Pictures do not belong in the copy, so please give every entry below again exactly.

***

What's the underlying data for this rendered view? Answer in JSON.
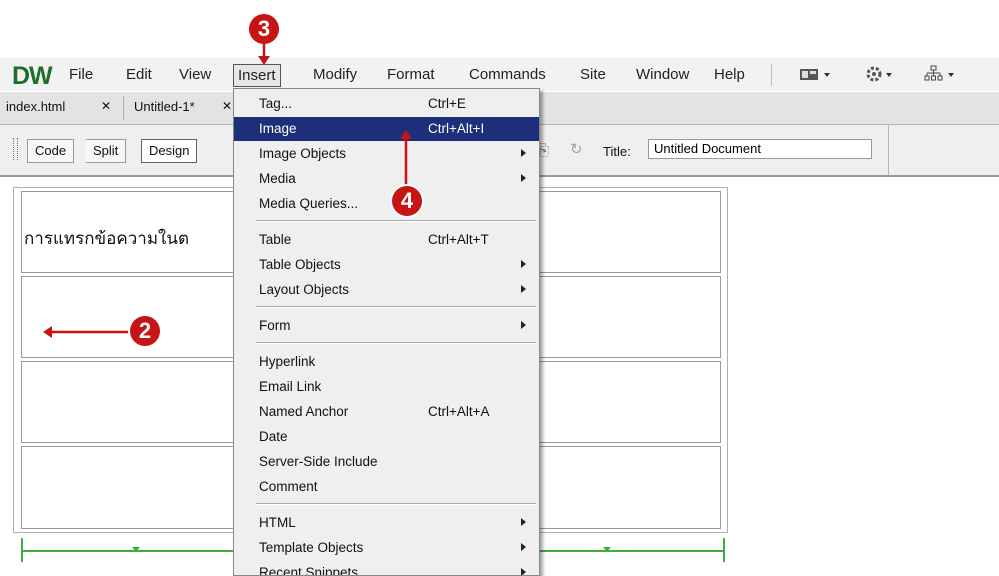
{
  "menubar": {
    "logo": "DW",
    "items": [
      "File",
      "Edit",
      "View",
      "Insert",
      "Modify",
      "Format",
      "Commands",
      "Site",
      "Window",
      "Help"
    ]
  },
  "tabs": [
    {
      "label": "index.html"
    },
    {
      "label": "Untitled-1*"
    }
  ],
  "toolbar": {
    "views": [
      "Code",
      "Split",
      "Design"
    ],
    "title_label": "Title:",
    "title_value": "Untitled Document"
  },
  "document": {
    "thai_text": "การแทรกข้อความในต"
  },
  "insert_menu": {
    "sections": [
      [
        {
          "label": "Tag...",
          "shortcut": "Ctrl+E",
          "submenu": false,
          "highlighted": false
        },
        {
          "label": "Image",
          "shortcut": "Ctrl+Alt+I",
          "submenu": false,
          "highlighted": true
        },
        {
          "label": "Image Objects",
          "shortcut": "",
          "submenu": true,
          "highlighted": false
        },
        {
          "label": "Media",
          "shortcut": "",
          "submenu": true,
          "highlighted": false
        },
        {
          "label": "Media Queries...",
          "shortcut": "",
          "submenu": false,
          "highlighted": false
        }
      ],
      [
        {
          "label": "Table",
          "shortcut": "Ctrl+Alt+T",
          "submenu": false,
          "highlighted": false
        },
        {
          "label": "Table Objects",
          "shortcut": "",
          "submenu": true,
          "highlighted": false
        },
        {
          "label": "Layout Objects",
          "shortcut": "",
          "submenu": true,
          "highlighted": false
        }
      ],
      [
        {
          "label": "Form",
          "shortcut": "",
          "submenu": true,
          "highlighted": false
        }
      ],
      [
        {
          "label": "Hyperlink",
          "shortcut": "",
          "submenu": false,
          "highlighted": false
        },
        {
          "label": "Email Link",
          "shortcut": "",
          "submenu": false,
          "highlighted": false
        },
        {
          "label": "Named Anchor",
          "shortcut": "Ctrl+Alt+A",
          "submenu": false,
          "highlighted": false
        },
        {
          "label": "Date",
          "shortcut": "",
          "submenu": false,
          "highlighted": false
        },
        {
          "label": "Server-Side Include",
          "shortcut": "",
          "submenu": false,
          "highlighted": false
        },
        {
          "label": "Comment",
          "shortcut": "",
          "submenu": false,
          "highlighted": false
        }
      ],
      [
        {
          "label": "HTML",
          "shortcut": "",
          "submenu": true,
          "highlighted": false
        },
        {
          "label": "Template Objects",
          "shortcut": "",
          "submenu": true,
          "highlighted": false
        },
        {
          "label": "Recent Snippets",
          "shortcut": "",
          "submenu": true,
          "highlighted": false
        }
      ]
    ]
  },
  "annotations": {
    "step_insert": "3",
    "step_image": "4",
    "step_cell": "2",
    "color": "#c71414"
  },
  "colors": {
    "logo": "#1f6f2c",
    "menu_highlight": "#1d2e7a",
    "width_guide": "#3fae3f"
  }
}
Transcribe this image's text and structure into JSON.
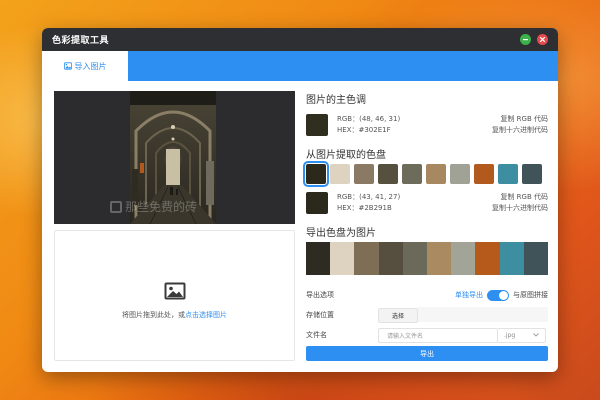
{
  "window": {
    "title": "色彩提取工具"
  },
  "tabs": [
    {
      "label": "导入图片",
      "active": true
    }
  ],
  "preview": {
    "watermark": "那些免费的砖"
  },
  "dropzone": {
    "hint_prefix": "将图片拖到此处，或",
    "hint_link": "点击选择图片"
  },
  "main_color": {
    "title": "图片的主色调",
    "rgb": "RGB：(48, 46, 31)",
    "hex": "HEX：#302E1F",
    "color": "#302E1F",
    "copy_rgb": "复制 RGB 代码",
    "copy_hex": "复制十六进制代码"
  },
  "palette": {
    "title": "从图片提取的色盘",
    "colors": [
      "#2B291B",
      "#DDD3C0",
      "#8A7A63",
      "#56503F",
      "#6D6C5A",
      "#A88860",
      "#A0A295",
      "#B25A1E",
      "#3D8EA0",
      "#3F5358"
    ],
    "selected_index": 0
  },
  "selected_color": {
    "rgb": "RGB：(43, 41, 27)",
    "hex": "HEX：#2B291B",
    "color": "#2B291B",
    "copy_rgb": "复制 RGB 代码",
    "copy_hex": "复制十六进制代码"
  },
  "export": {
    "title": "导出色盘为图片",
    "strip_colors": [
      "#2E2B22",
      "#DDD3C0",
      "#7E6E55",
      "#564E3F",
      "#6A695A",
      "#AA8A60",
      "#A3A498",
      "#B65A1C",
      "#3D8EA0",
      "#3F5358"
    ],
    "options_label": "导出选项",
    "single_label": "单独导出",
    "merge_label": "与原图拼接",
    "toggle_on": true,
    "location_label": "存储位置",
    "choose_label": "选择",
    "filename_label": "文件名",
    "filename_placeholder": "请输入文件名",
    "extension": ".jpg",
    "export_button": "导出"
  }
}
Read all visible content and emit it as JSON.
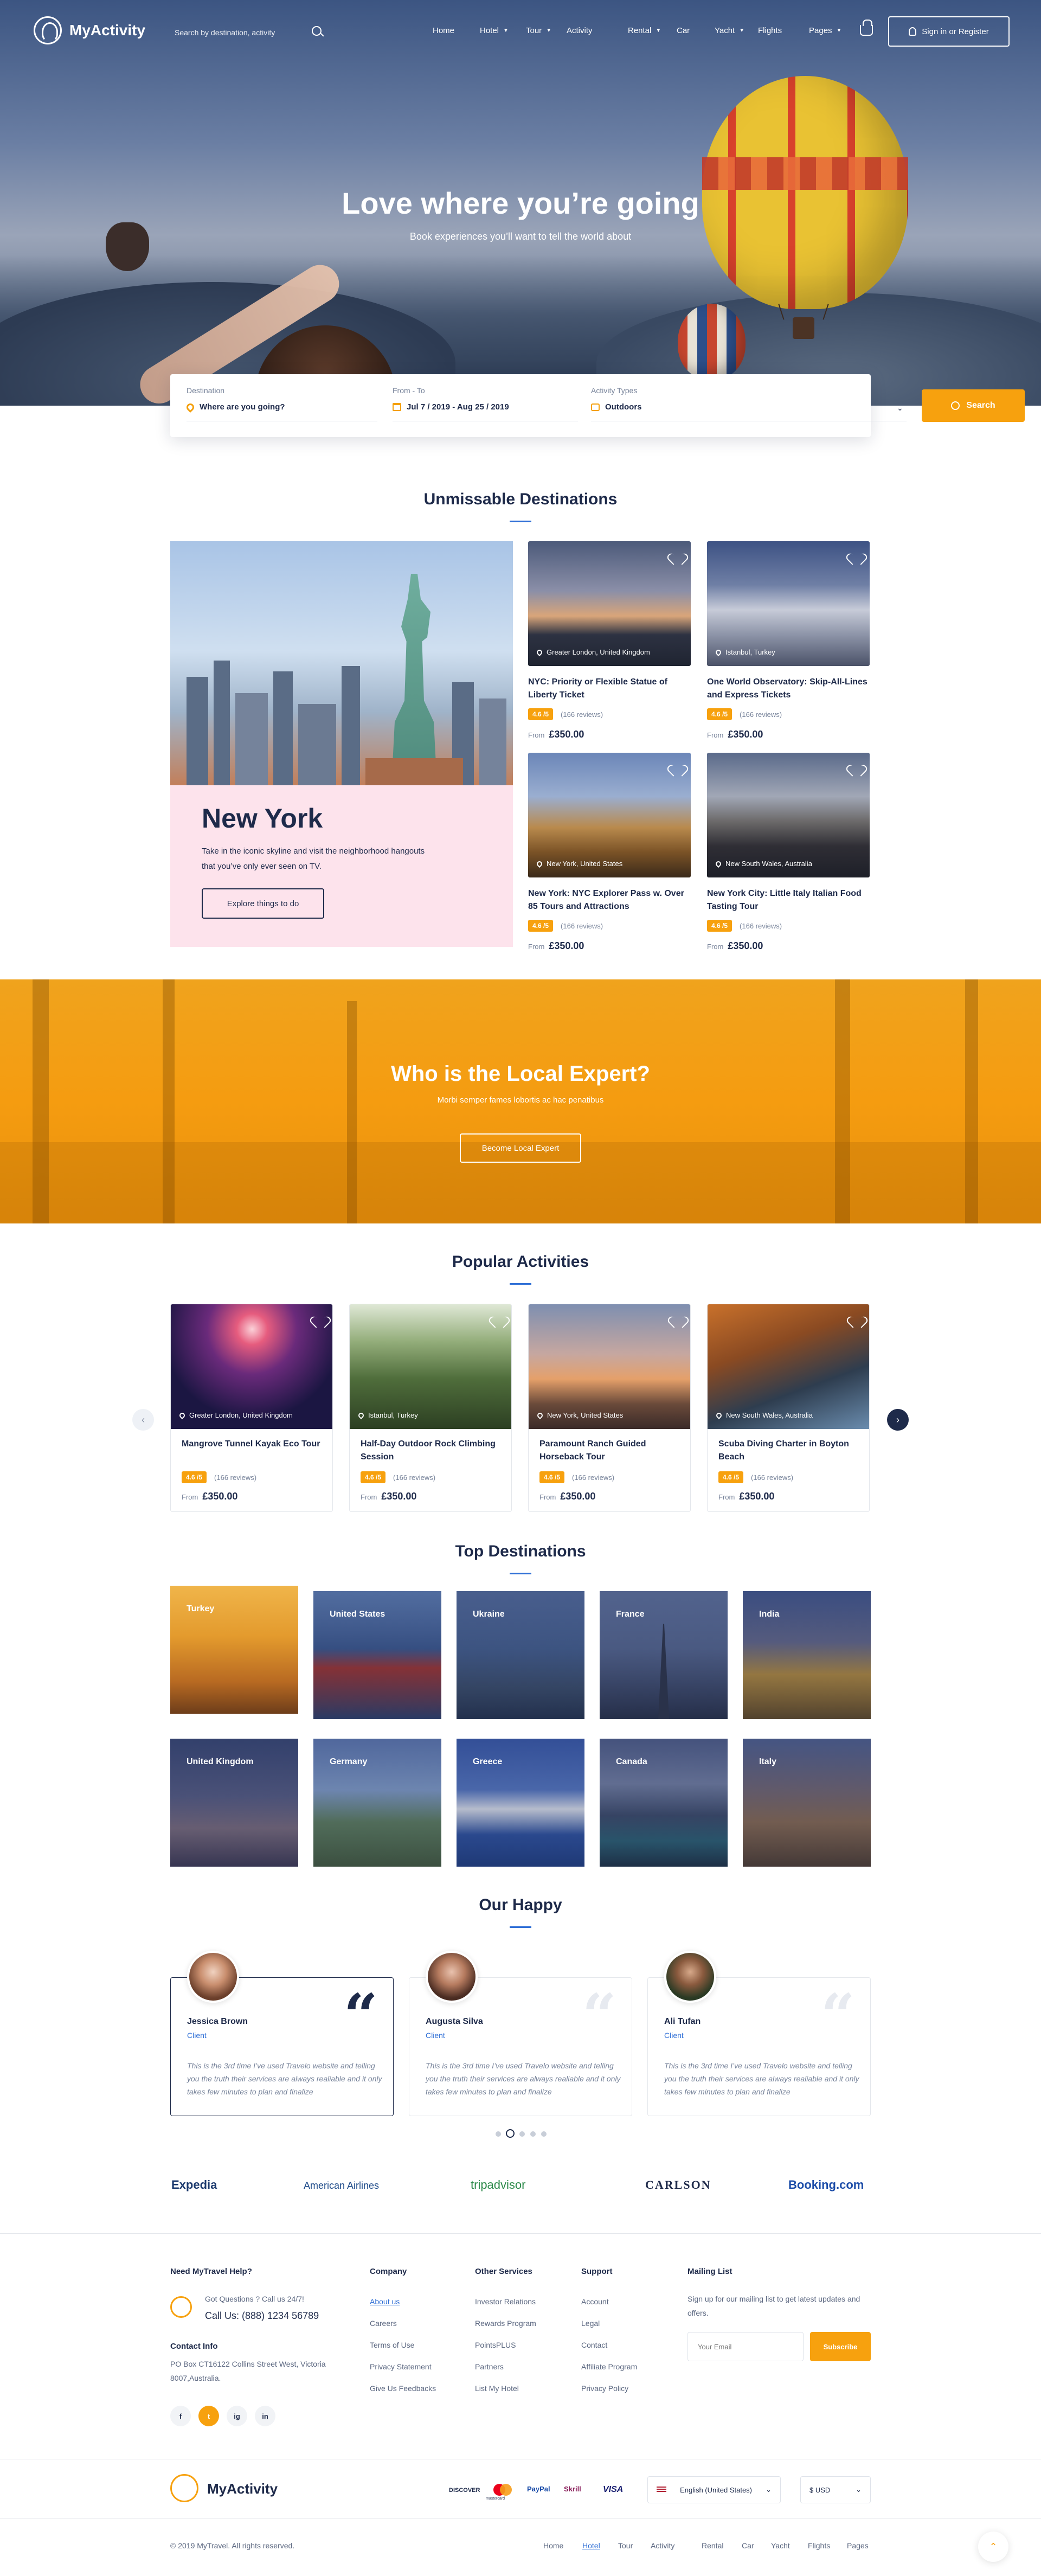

***

*Full output:*
What's the underlying data for this rendered view? Answer in JSON.
{
  "menubar": {
    "logo": "DW",
    "items": [
      "File",
      "Edit",
      "View",
      "Insert",
      "Modify",
      "Format",
      "Commands",
      "Site",
      "Window",
      "Help"
    ]
  },
  "tabs": [
    {
      "label": "index.html"
    },
    {
      "label": "Untitled-1*"
    }
  ],
  "toolbar": {
    "views": [
      "Code",
      "Split",
      "Design"
    ],
    "title_label": "Title:",
    "title_value": "Untitled Document"
  },
  "document": {
    "thai_text": "การแทรกข้อความในต"
  },
  "insert_menu": {
    "sections": [
      [
        {
          "label": "Tag...",
          "shortcut": "Ctrl+E",
          "submenu": false,
          "highlighted": false
        },
        {
          "label": "Image",
          "shortcut": "Ctrl+Alt+I",
          "submenu": false,
          "highlighted": true
        },
        {
          "label": "Image Objects",
          "shortcut": "",
          "submenu": true,
          "highlighted": false
        },
        {
          "label": "Media",
          "shortcut": "",
          "submenu": true,
          "highlighted": false
        },
        {
          "label": "Media Queries...",
          "shortcut": "",
          "submenu": false,
          "highlighted": false
        }
      ],
      [
        {
          "label": "Table",
          "shortcut": "Ctrl+Alt+T",
          "submenu": false,
          "highlighted": false
        },
        {
          "label": "Table Objects",
          "shortcut": "",
          "submenu": true,
          "highlighted": false
        },
        {
          "label": "Layout Objects",
          "shortcut": "",
          "submenu": true,
          "highlighted": false
        }
      ],
      [
        {
          "label": "Form",
          "shortcut": "",
          "submenu": true,
          "highlighted": false
        }
      ],
      [
        {
          "label": "Hyperlink",
          "shortcut": "",
          "submenu": false,
          "highlighted": false
        },
        {
          "label": "Email Link",
          "shortcut": "",
          "submenu": false,
          "highlighted": false
        },
        {
          "label": "Named Anchor",
          "shortcut": "Ctrl+Alt+A",
          "submenu": false,
          "highlighted": false
        },
        {
          "label": "Date",
          "shortcut": "",
          "submenu": false,
          "highlighted": false
        },
        {
          "label": "Server-Side Include",
          "shortcut": "",
          "submenu": false,
          "highlighted": false
        },
        {
          "label": "Comment",
          "shortcut": "",
          "submenu": false,
          "highlighted": false
        }
      ],
      [
        {
          "label": "HTML",
          "shortcut": "",
          "submenu": true,
          "highlighted": false
        },
        {
          "label": "Template Objects",
          "shortcut": "",
          "submenu": true,
          "highlighted": false
        },
        {
          "label": "Recent Snippets",
          "shortcut": "",
          "submenu": true,
          "highlighted": false
        }
      ]
    ]
  },
  "annotations": {
    "step_insert": "3",
    "step_image": "4",
    "step_cell": "2",
    "color": "#c71414"
  },
  "colors": {
    "logo": "#1f6f2c",
    "menu_highlight": "#1d2e7a",
    "width_guide": "#3fae3f"
  }
}
Transcribe this image's text and structure into JSON.
{
  "window": {
    "title": "色彩提取工具"
  },
  "tabs": [
    {
      "label": "导入图片",
      "active": true
    }
  ],
  "preview": {
    "watermark": "那些免费的砖"
  },
  "dropzone": {
    "hint_prefix": "将图片拖到此处，或",
    "hint_link": "点击选择图片"
  },
  "main_color": {
    "title": "图片的主色调",
    "rgb": "RGB：(48, 46, 31)",
    "hex": "HEX：#302E1F",
    "color": "#302E1F",
    "copy_rgb": "复制 RGB 代码",
    "copy_hex": "复制十六进制代码"
  },
  "palette": {
    "title": "从图片提取的色盘",
    "colors": [
      "#2B291B",
      "#DDD3C0",
      "#8A7A63",
      "#56503F",
      "#6D6C5A",
      "#A88860",
      "#A0A295",
      "#B25A1E",
      "#3D8EA0",
      "#3F5358"
    ],
    "selected_index": 0
  },
  "selected_color": {
    "rgb": "RGB：(43, 41, 27)",
    "hex": "HEX：#2B291B",
    "color": "#2B291B",
    "copy_rgb": "复制 RGB 代码",
    "copy_hex": "复制十六进制代码"
  },
  "export": {
    "title": "导出色盘为图片",
    "strip_colors": [
      "#2E2B22",
      "#DDD3C0",
      "#7E6E55",
      "#564E3F",
      "#6A695A",
      "#AA8A60",
      "#A3A498",
      "#B65A1C",
      "#3D8EA0",
      "#3F5358"
    ],
    "options_label": "导出选项",
    "single_label": "单独导出",
    "merge_label": "与原图拼接",
    "toggle_on": true,
    "location_label": "存储位置",
    "choose_label": "选择",
    "filename_label": "文件名",
    "filename_placeholder": "请输入文件名",
    "extension": ".jpg",
    "export_button": "导出"
  }
}
Read all visible content and emit it as JSON.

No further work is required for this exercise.